- **Task to complete**
List every line in this data where the string "Slice" occurs.

[Figure record extracts]
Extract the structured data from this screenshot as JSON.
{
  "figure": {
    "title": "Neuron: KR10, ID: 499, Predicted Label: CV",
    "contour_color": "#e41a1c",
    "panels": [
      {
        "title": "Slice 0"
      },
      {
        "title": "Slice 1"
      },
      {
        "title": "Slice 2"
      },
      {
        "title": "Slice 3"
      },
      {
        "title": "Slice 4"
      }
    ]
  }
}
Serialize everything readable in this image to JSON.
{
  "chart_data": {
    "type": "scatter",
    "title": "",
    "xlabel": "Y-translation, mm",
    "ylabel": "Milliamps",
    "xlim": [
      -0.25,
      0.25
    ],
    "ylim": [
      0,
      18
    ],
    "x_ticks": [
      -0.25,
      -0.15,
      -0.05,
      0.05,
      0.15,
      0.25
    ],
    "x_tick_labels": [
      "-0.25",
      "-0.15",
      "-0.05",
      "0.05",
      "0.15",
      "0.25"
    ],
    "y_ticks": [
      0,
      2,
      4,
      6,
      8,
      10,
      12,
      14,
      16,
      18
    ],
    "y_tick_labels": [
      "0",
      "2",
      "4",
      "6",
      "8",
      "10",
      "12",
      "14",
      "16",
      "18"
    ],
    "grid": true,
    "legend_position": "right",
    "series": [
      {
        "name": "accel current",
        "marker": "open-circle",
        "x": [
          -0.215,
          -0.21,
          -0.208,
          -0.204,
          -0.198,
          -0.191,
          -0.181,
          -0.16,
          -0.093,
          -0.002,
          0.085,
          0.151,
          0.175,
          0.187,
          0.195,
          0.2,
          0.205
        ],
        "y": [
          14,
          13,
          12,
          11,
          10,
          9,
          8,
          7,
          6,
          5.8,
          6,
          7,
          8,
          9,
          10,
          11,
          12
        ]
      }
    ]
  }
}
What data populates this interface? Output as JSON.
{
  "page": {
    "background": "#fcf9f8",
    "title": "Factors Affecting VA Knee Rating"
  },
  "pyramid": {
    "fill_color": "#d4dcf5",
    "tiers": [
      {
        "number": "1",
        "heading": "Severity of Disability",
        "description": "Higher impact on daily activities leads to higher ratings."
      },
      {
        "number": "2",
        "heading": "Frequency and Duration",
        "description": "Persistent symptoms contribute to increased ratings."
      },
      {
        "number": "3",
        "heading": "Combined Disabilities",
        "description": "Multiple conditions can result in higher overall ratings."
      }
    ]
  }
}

- **Result of the task**
        "title": "Slice 0"
        "title": "Slice 1"
        "title": "Slice 2"
        "title": "Slice 3"
        "title": "Slice 4"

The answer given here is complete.